▶ What you have to do
Reproduce the listing below line for line, leaving out the pictures.
------ Source records ------
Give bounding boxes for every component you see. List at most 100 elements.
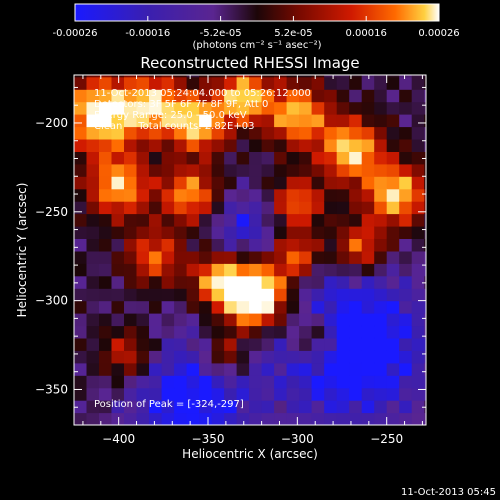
heatmap-cell [274,375,288,389]
heatmap-cell [261,250,275,264]
heatmap-cell [261,238,275,252]
heatmap-cell [124,163,138,177]
heatmap-cell [199,325,213,339]
heatmap-cell [324,288,338,302]
heatmap-cell [274,275,288,289]
heatmap-cell [174,139,188,152]
heatmap-cell [74,139,88,152]
heatmap-cell [99,325,113,339]
annotation-total-counts: Clean Total counts: 2.82E+03 [94,121,254,132]
heatmap-cell [136,275,150,289]
heatmap-cell [136,201,150,215]
heatmap-cell [74,400,88,414]
heatmap-cell [299,238,313,252]
heatmap-cell [149,75,163,78]
heatmap-cell [136,325,150,339]
heatmap-cell [349,201,363,215]
heatmap-cell [249,188,263,202]
heatmap-cell [174,400,188,414]
heatmap-cell [361,300,375,314]
heatmap-cell [224,313,238,327]
x-tick-label: −400 [102,432,135,446]
heatmap-cell [374,387,388,401]
heatmap-cell [149,263,163,277]
heatmap-cell [424,362,426,376]
heatmap-cell [149,151,163,165]
heatmap-cell [374,412,388,425]
heatmap-cell [311,325,325,339]
heatmap-cell [374,250,388,264]
heatmap-cell [111,188,125,202]
heatmap-cell [149,188,163,202]
heatmap-cell [261,89,275,103]
heatmap-cell [399,300,413,314]
heatmap-cell [161,201,175,215]
heatmap-cell [86,250,100,264]
heatmap-cell [111,151,125,165]
heatmap-cell [324,75,338,78]
heatmap-cell [124,201,138,215]
heatmap-cell [161,263,175,277]
heatmap-cell [336,300,350,314]
heatmap-cell [399,288,413,302]
heatmap-cell [424,176,426,190]
heatmap-cell [424,188,426,202]
heatmap-cell [186,201,200,215]
heatmap-cell [249,275,263,289]
heatmap-cell [136,151,150,165]
heatmap-cell [161,226,175,239]
heatmap-cell [286,337,300,351]
heatmap-cell [324,238,338,252]
timestamp: 11-Oct-2013 05:45 [401,487,496,498]
heatmap-cell [336,201,350,215]
heatmap-cell [249,362,263,376]
heatmap-cell [274,114,288,128]
heatmap-cell [199,76,213,90]
heatmap-cell [186,387,200,401]
heatmap-cell [99,114,113,128]
heatmap-cell [224,151,238,165]
heatmap-cell [349,114,363,128]
heatmap-cell [136,263,150,277]
annotation-time-range: 11-Oct-2013 05:24:04.000 to 05:26:12.000 [94,88,311,99]
heatmap-cell [374,151,388,165]
heatmap-cell [199,75,213,78]
heatmap-cell [211,163,225,177]
heatmap-cell [424,300,426,314]
heatmap-cell [224,163,238,177]
heatmap-cell [161,75,175,78]
heatmap-cells [74,75,426,425]
heatmap-cell [336,226,350,239]
heatmap-cell [361,114,375,128]
heatmap-cell [374,76,388,90]
heatmap-cell [149,101,163,115]
heatmap-cell [374,325,388,339]
heatmap-cell [311,288,325,302]
heatmap-cell [199,114,213,128]
heatmap-cell [311,337,325,351]
heatmap-cell [249,325,263,339]
heatmap-cell [411,201,425,215]
heatmap-cell [399,350,413,364]
heatmap-cell [336,250,350,264]
heatmap-cell [186,89,200,103]
heatmap-cell [211,325,225,339]
heatmap-cell [136,188,150,202]
heatmap-cell [86,387,100,401]
heatmap-cell [124,375,138,389]
heatmap-cell [111,313,125,327]
heatmap-cell [374,275,388,289]
heatmap-cell [211,213,225,227]
heatmap-cell [349,101,363,115]
heatmap-cell [424,101,426,115]
colorbar-tick-label: 0.00026 [418,28,459,39]
heatmap-cell [411,176,425,190]
heatmap-cell [411,350,425,364]
heatmap-cell [286,350,300,364]
heatmap-cell [249,213,263,227]
heatmap-cell [174,238,188,252]
heatmap-cell [149,201,163,215]
heatmap-cell [361,176,375,190]
heatmap-cell [361,75,375,78]
heatmap-cell [311,213,325,227]
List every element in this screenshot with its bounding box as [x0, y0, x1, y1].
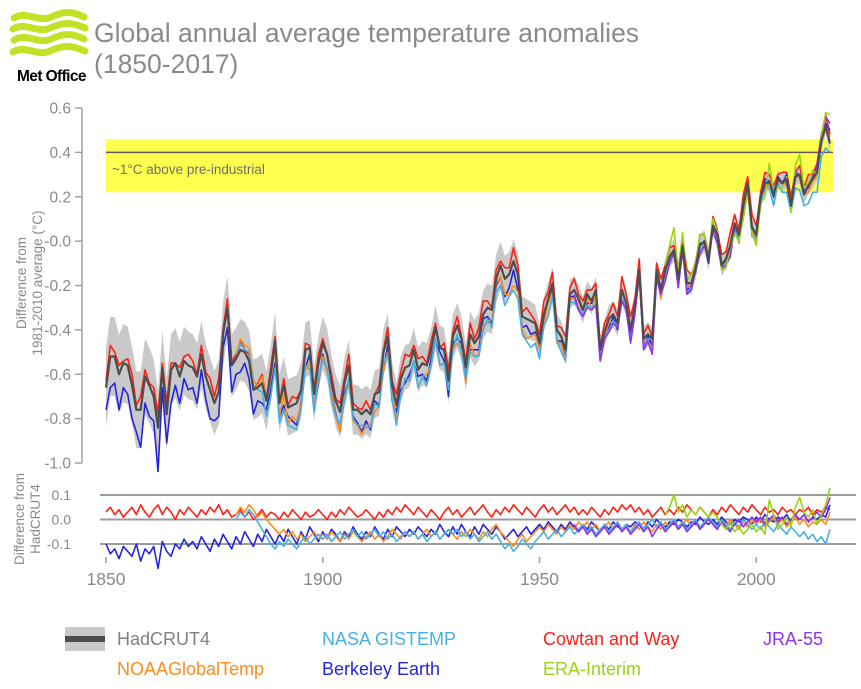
x-tick-label: 1950 [520, 569, 559, 589]
legend-label-era-interim: ERA-Interim [543, 659, 642, 679]
diff-y-axis-title-line1: Difference from [12, 472, 27, 566]
hadcrut4-legend-swatch-line [65, 636, 105, 642]
main-y-tick-label: -0.2 [44, 278, 71, 295]
diff-y-axis-title: Difference from HadCRUT4 [12, 369, 44, 669]
diff-y-axis-title-line2: HadCRUT4 [28, 484, 43, 554]
main-y-tick-label: -0.4 [44, 322, 71, 339]
diff-line-era-interim [664, 487, 831, 536]
main-y-tick-label: 0.6 [49, 101, 71, 118]
main-y-tick-label: 0.2 [49, 189, 71, 206]
main-y-tick-label: -0.0 [44, 234, 71, 251]
met-office-waves-icon [9, 9, 89, 57]
main-y-tick-label: -0.6 [44, 367, 71, 384]
legend-label-nasa-gistemp: NASA GISTEMP [322, 629, 457, 649]
hadcrut4-line [104, 124, 832, 429]
main-y-tick-label: -1.0 [44, 456, 71, 473]
main-y-tick-label: 0.4 [49, 145, 71, 162]
main-y-tick-label: -0.8 [44, 411, 71, 428]
diff-line-nasa-gistemp [235, 508, 831, 553]
legend-label-jra-55: JRA-55 [763, 629, 824, 649]
diff-y-tick-label: -0.1 [47, 536, 71, 552]
hadcrut4-uncertainty-band [106, 116, 830, 465]
page-title-line1: Global annual average temperature anomal… [94, 18, 640, 48]
diff-line-noaaglobaltemp [235, 503, 831, 548]
met-office-brand: Met Office [17, 68, 87, 85]
x-tick-label: 1850 [87, 569, 126, 589]
diff-line-jra-55 [573, 497, 831, 538]
pre-industrial-band [106, 139, 833, 193]
page-title-line2: (1850-2017) [94, 49, 239, 79]
legend-label-berkeley-earth: Berkeley Earth [322, 659, 441, 679]
x-tick-label: 2000 [737, 569, 776, 589]
legend-label-hadcrut4: HadCRUT4 [117, 629, 211, 649]
diff-y-tick-label: 0.1 [52, 487, 72, 503]
legend-label-cowtan-and-way: Cowtan and Way [543, 629, 680, 649]
met-office-logo: Met Office [8, 8, 90, 86]
pre-industrial-annotation: ~1°C above pre-industrial [112, 162, 265, 177]
x-tick-label: 1900 [303, 569, 342, 589]
diff-y-tick-label: 0.0 [52, 512, 72, 528]
legend-label-noaaglobaltemp: NOAAGlobalTemp [117, 659, 265, 679]
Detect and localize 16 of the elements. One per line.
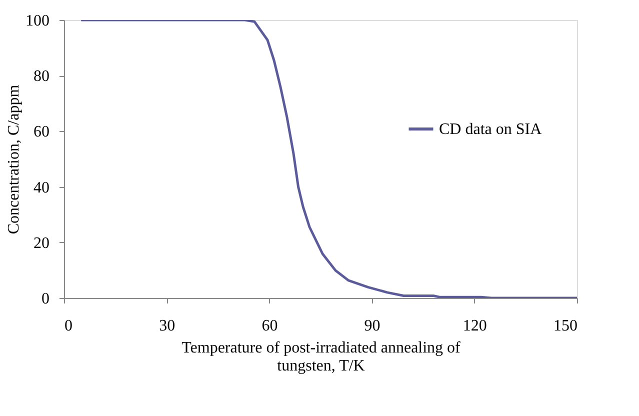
y-tick-label: 60 [34, 124, 50, 141]
x-tick-label: 150 [554, 318, 578, 334]
y-tick-label: 40 [34, 179, 50, 196]
y-axis-title: Concentration, C/appm [6, 84, 22, 234]
x-tick-label: 30 [159, 318, 176, 334]
x-axis-title: Temperature of post-irradiated annealing of tungsten, T/K [182, 340, 462, 374]
legend-label: CD data on SIA [439, 121, 542, 138]
y-tick-label: 0 [42, 290, 50, 308]
y-tick-label: 80 [34, 68, 50, 86]
y-tick-label: 20 [34, 234, 50, 252]
x-tick-label: 90 [364, 318, 380, 334]
x-tick-label: 0 [64, 318, 72, 334]
x-tick-label: 120 [462, 318, 487, 334]
line-series [80, 20, 577, 298]
y-tick-label: 100 [26, 12, 50, 30]
x-tick-label: 60 [262, 318, 278, 334]
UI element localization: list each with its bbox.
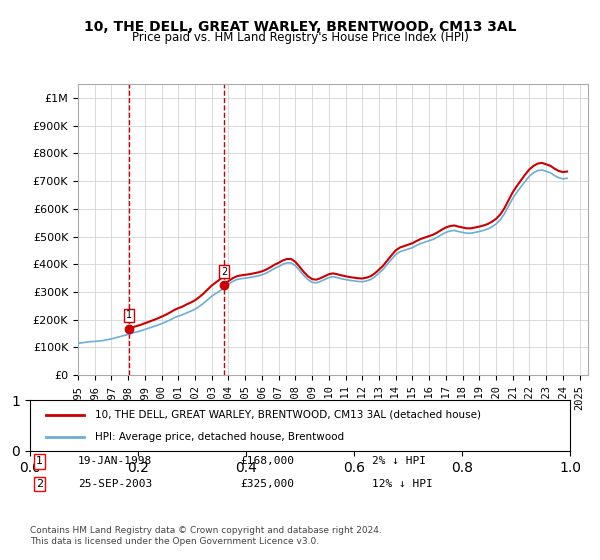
------
▶ Result of the exercise
Give bounding boxes for every component you see. List at most 100 elements.
heatmap-cell [274,375,288,389]
heatmap-cell [261,250,275,264]
heatmap-cell [261,238,275,252]
heatmap-cell [124,163,138,177]
heatmap-cell [199,325,213,339]
heatmap-cell [324,288,338,302]
heatmap-cell [274,275,288,289]
heatmap-cell [174,139,188,152]
heatmap-cell [74,139,88,152]
heatmap-cell [99,325,113,339]
annotation-total-counts: Clean Total counts: 2.82E+03 [94,121,254,132]
heatmap-cell [136,275,150,289]
heatmap-cell [136,201,150,215]
heatmap-cell [74,400,88,414]
heatmap-cell [299,238,313,252]
heatmap-cell [149,75,163,78]
heatmap-cell [136,325,150,339]
heatmap-cell [349,201,363,215]
heatmap-cell [249,188,263,202]
heatmap-cell [174,400,188,414]
heatmap-cell [361,300,375,314]
heatmap-cell [224,313,238,327]
x-tick-label: −400 [102,432,135,446]
heatmap-cell [374,387,388,401]
heatmap-cell [149,263,163,277]
heatmap-cell [424,362,426,376]
heatmap-cell [149,151,163,165]
heatmap-cell [374,412,388,425]
heatmap-cell [311,325,325,339]
heatmap-cell [374,250,388,264]
heatmap-cell [111,188,125,202]
heatmap-cell [149,188,163,202]
heatmap-cell [261,89,275,103]
heatmap-cell [399,300,413,314]
heatmap-cell [161,201,175,215]
heatmap-cell [86,250,100,264]
heatmap-cell [111,151,125,165]
heatmap-cell [324,75,338,78]
heatmap-cell [124,201,138,215]
heatmap-cell [161,263,175,277]
heatmap-cell [336,300,350,314]
heatmap-cell [399,288,413,302]
heatmap-cell [424,176,426,190]
heatmap-cell [424,188,426,202]
heatmap-cell [186,201,200,215]
heatmap-cell [249,275,263,289]
heatmap-cell [136,151,150,165]
heatmap-cell [161,226,175,239]
heatmap-cell [286,337,300,351]
heatmap-cell [324,238,338,252]
timestamp: 11-Oct-2013 05:45 [401,487,496,498]
heatmap-cell [336,201,350,215]
heatmap-cell [249,362,263,376]
heatmap-cell [274,114,288,128]
heatmap-cell [199,76,213,90]
heatmap-cell [186,387,200,401]
heatmap-cell [99,114,113,128]
heatmap-cell [224,151,238,165]
heatmap-cell [349,114,363,128]
heatmap-cell [136,263,150,277]
annotation-time-range: 11-Oct-2013 05:24:04.000 to 05:26:12.000 [94,88,311,99]
heatmap-cell [374,151,388,165]
heatmap-cell [199,75,213,78]
heatmap-cell [211,163,225,177]
heatmap-cell [424,300,426,314]
heatmap-cell [224,163,238,177]
heatmap-cell [161,75,175,78]
heatmap-cells [74,75,426,425]
heatmap-cell [336,226,350,239]
heatmap-cell [361,114,375,128]
heatmap-cell [374,76,388,90]
heatmap-cell [149,101,163,115]
heatmap-cell [374,325,388,339]
heatmap-cell [311,288,325,302]
heatmap-cell [199,114,213,128]
heatmap-cell [311,337,325,351]
heatmap-cell [249,325,263,339]
heatmap-cell [411,201,425,215]
heatmap-cell [399,350,413,364]
heatmap-cell [336,250,350,264]
heatmap-cell [186,89,200,103]
heatmap-cell [211,325,225,339]
heatmap-cell [136,188,150,202]
heatmap-cell [86,387,100,401]
heatmap-cell [124,375,138,389]
heatmap-cell [111,313,125,327]
heatmap-cell [374,275,388,289]
heatmap-cell [211,213,225,227]
heatmap-cell [349,101,363,115]
heatmap-cell [424,101,426,115]
colorbar-tick-label: 0.00026 [418,28,459,39]
heatmap-cell [411,176,425,190]
heatmap-cell [411,350,425,364]
heatmap-cell [286,350,300,364]
heatmap-cell [249,213,263,227]
heatmap-cell [174,238,188,252]
heatmap-cell [149,201,163,215]
heatmap-cell [361,176,375,190]
heatmap-cell [361,75,375,78]
heatmap-cell [311,213,325,227]
List every element in this screenshot with its bounding box as [x0, y0, x1, y1].
x-tick-label: 1950 [520, 569, 559, 589]
legend-label-era-interim: ERA-Interim [543, 659, 642, 679]
diff-y-axis-title-line1: Difference from [12, 472, 27, 566]
hadcrut4-legend-swatch-line [65, 636, 105, 642]
main-y-tick-label: -0.2 [44, 278, 71, 295]
diff-y-axis-title: Difference from HadCRUT4 [12, 369, 44, 669]
diff-y-axis-title-line2: HadCRUT4 [28, 484, 43, 554]
main-y-tick-label: -0.4 [44, 322, 71, 339]
diff-line-era-interim [664, 487, 831, 536]
main-y-tick-label: 0.6 [49, 101, 71, 118]
main-y-tick-label: 0.2 [49, 189, 71, 206]
main-y-tick-label: -0.0 [44, 234, 71, 251]
met-office-waves-icon [9, 9, 89, 57]
main-y-tick-label: -0.6 [44, 367, 71, 384]
legend-label-nasa-gistemp: NASA GISTEMP [322, 629, 457, 649]
hadcrut4-line [104, 124, 832, 429]
main-y-tick-label: -1.0 [44, 456, 71, 473]
main-y-tick-label: 0.4 [49, 145, 71, 162]
main-y-tick-label: -0.8 [44, 411, 71, 428]
diff-line-nasa-gistemp [235, 508, 831, 553]
legend-label-jra-55: JRA-55 [763, 629, 824, 649]
diff-y-tick-label: -0.1 [47, 536, 71, 552]
hadcrut4-uncertainty-band [106, 116, 830, 465]
page-title-line1: Global annual average temperature anomal… [94, 18, 640, 48]
diff-line-noaaglobaltemp [235, 503, 831, 548]
met-office-brand: Met Office [17, 68, 87, 85]
x-tick-label: 1850 [87, 569, 126, 589]
diff-line-jra-55 [573, 497, 831, 538]
pre-industrial-band [106, 139, 833, 193]
page-title-line2: (1850-2017) [94, 49, 239, 79]
legend-label-berkeley-earth: Berkeley Earth [322, 659, 441, 679]
x-tick-label: 2000 [737, 569, 776, 589]
legend-label-hadcrut4: HadCRUT4 [117, 629, 211, 649]
diff-y-tick-label: 0.1 [52, 487, 72, 503]
legend-label-cowtan-and-way: Cowtan and Way [543, 629, 680, 649]
met-office-logo: Met Office [8, 8, 90, 86]
pre-industrial-annotation: ~1°C above pre-industrial [112, 162, 265, 177]
x-tick-label: 1900 [303, 569, 342, 589]
diff-y-tick-label: 0.0 [52, 512, 72, 528]
legend-label-noaaglobaltemp: NOAAGlobalTemp [117, 659, 265, 679]
Detect and localize 16 of the elements. One per line.
y-tick-label: 60 [34, 124, 50, 141]
x-tick-label: 150 [554, 318, 578, 334]
y-tick-label: 40 [34, 179, 50, 196]
y-axis-title: Concentration, C/appm [6, 84, 22, 234]
x-tick-label: 30 [159, 318, 176, 334]
x-axis-title: Temperature of post-irradiated annealing of tungsten, T/K [182, 340, 462, 374]
legend-label: CD data on SIA [439, 121, 542, 138]
y-tick-label: 0 [42, 290, 50, 308]
y-tick-label: 80 [34, 68, 50, 86]
y-tick-label: 20 [34, 234, 50, 252]
x-tick-label: 90 [364, 318, 380, 334]
x-tick-label: 0 [64, 318, 72, 334]
x-tick-label: 120 [462, 318, 487, 334]
line-series [80, 20, 577, 298]
y-tick-label: 100 [26, 12, 50, 30]
x-tick-label: 60 [262, 318, 278, 334]
UI element localization: list each with its bbox.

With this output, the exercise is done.